# What the task asks:
Take the line containing "What data populates" and every line after it to the end of the records, and copy them exactly, leaving out pictures.

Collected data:
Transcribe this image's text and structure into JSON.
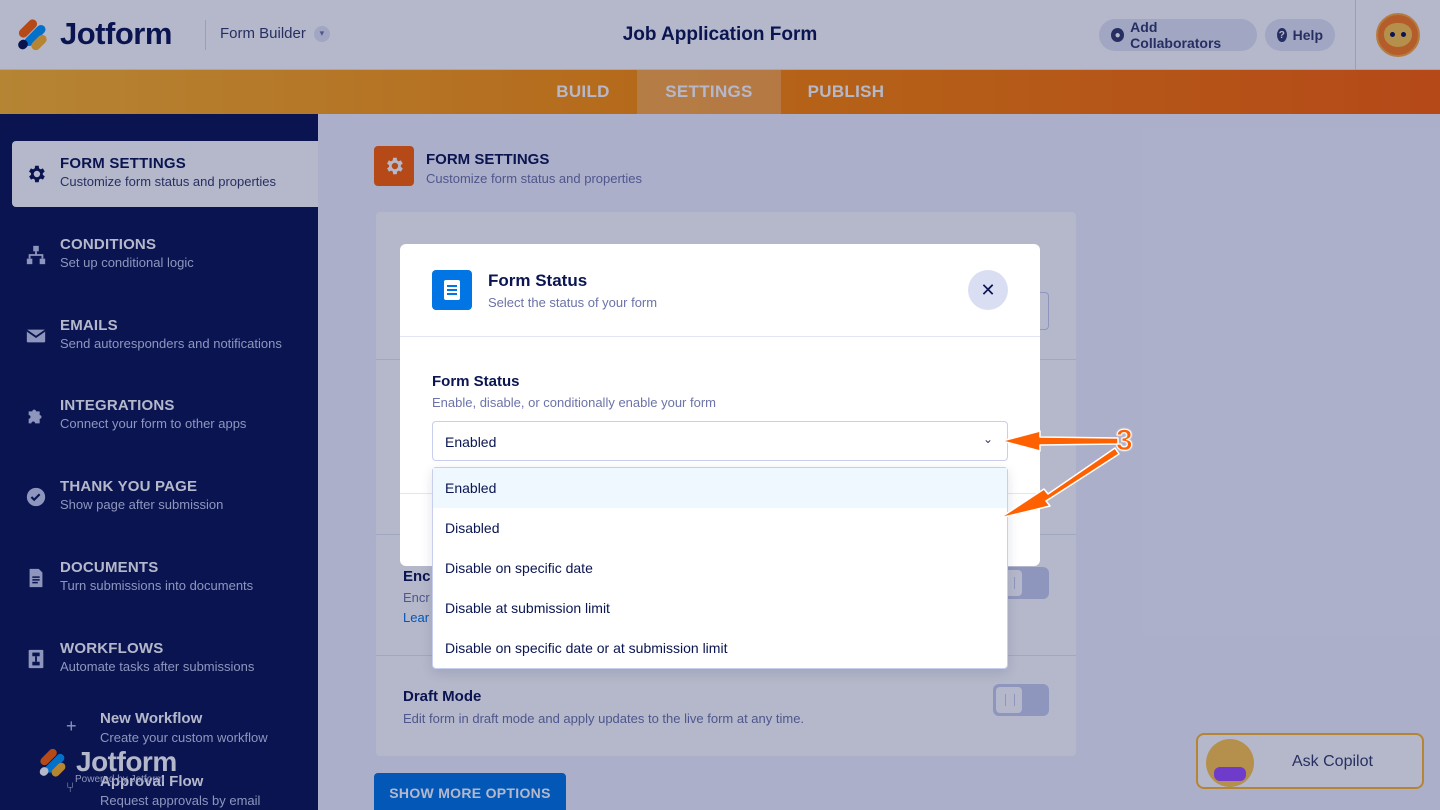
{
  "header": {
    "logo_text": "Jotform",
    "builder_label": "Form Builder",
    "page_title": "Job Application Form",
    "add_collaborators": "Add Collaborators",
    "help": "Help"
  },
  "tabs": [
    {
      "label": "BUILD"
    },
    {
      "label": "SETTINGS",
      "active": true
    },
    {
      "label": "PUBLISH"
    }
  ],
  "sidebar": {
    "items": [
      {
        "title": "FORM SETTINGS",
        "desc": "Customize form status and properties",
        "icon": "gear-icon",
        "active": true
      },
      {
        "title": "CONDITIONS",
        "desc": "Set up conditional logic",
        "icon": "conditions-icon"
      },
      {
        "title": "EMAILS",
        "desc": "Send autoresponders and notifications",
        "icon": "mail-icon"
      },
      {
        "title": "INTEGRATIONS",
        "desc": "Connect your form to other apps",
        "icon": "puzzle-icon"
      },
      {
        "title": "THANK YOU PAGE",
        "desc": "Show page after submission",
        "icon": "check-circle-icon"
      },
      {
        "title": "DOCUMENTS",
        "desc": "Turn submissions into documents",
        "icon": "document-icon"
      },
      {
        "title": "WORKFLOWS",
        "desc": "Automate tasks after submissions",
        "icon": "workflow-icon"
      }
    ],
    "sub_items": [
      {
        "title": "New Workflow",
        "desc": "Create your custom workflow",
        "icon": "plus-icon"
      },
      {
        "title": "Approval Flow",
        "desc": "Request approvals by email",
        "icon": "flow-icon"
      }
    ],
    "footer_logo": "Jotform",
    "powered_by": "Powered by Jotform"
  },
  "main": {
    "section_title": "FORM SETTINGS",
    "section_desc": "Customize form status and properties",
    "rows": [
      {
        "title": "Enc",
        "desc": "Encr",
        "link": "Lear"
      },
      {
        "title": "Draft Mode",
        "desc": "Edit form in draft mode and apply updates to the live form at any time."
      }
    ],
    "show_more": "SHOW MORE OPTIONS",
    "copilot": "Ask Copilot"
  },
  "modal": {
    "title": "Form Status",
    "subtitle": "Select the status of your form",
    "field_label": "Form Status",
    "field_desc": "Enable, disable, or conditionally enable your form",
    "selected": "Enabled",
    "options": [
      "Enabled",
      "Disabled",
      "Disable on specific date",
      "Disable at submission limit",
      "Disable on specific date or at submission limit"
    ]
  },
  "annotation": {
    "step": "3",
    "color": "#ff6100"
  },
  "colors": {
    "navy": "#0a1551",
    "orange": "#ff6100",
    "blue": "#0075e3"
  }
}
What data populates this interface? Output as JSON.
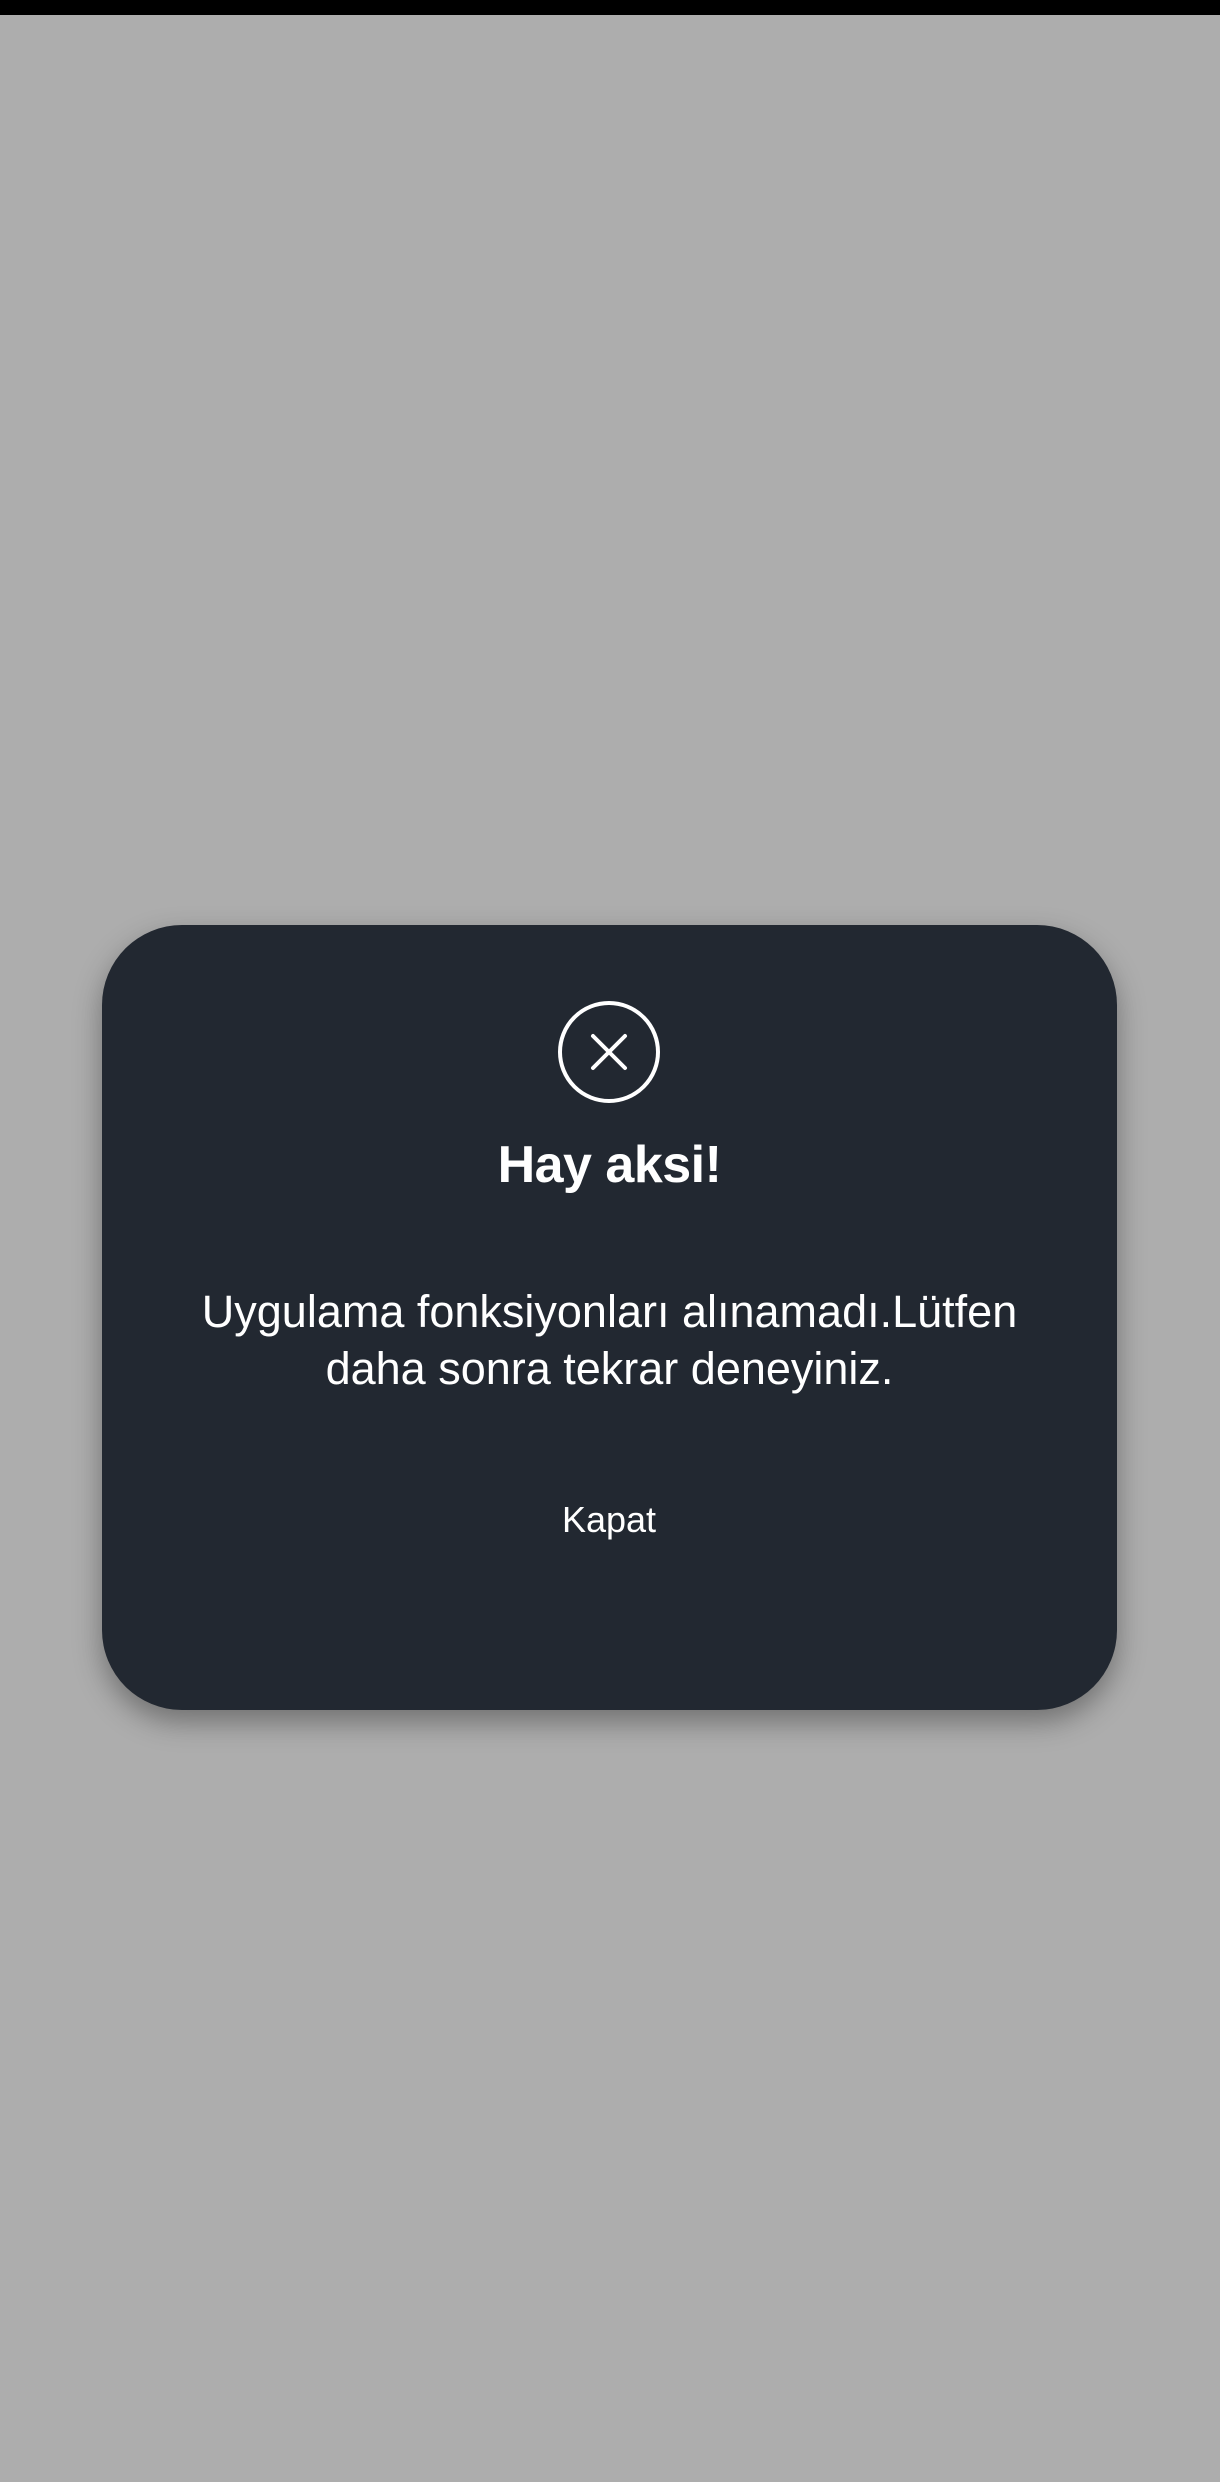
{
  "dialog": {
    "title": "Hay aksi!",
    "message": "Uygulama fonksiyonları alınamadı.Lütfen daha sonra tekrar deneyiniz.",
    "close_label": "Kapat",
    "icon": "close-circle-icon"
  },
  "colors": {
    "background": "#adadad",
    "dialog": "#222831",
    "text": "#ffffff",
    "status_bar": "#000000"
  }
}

# Written response:
What data populates this interface? Output as JSON.
{
  "dialog": {
    "title": "Hay aksi!",
    "message": "Uygulama fonksiyonları alınamadı.Lütfen daha sonra tekrar deneyiniz.",
    "close_label": "Kapat",
    "icon": "close-circle-icon"
  },
  "colors": {
    "background": "#adadad",
    "dialog": "#222831",
    "text": "#ffffff",
    "status_bar": "#000000"
  }
}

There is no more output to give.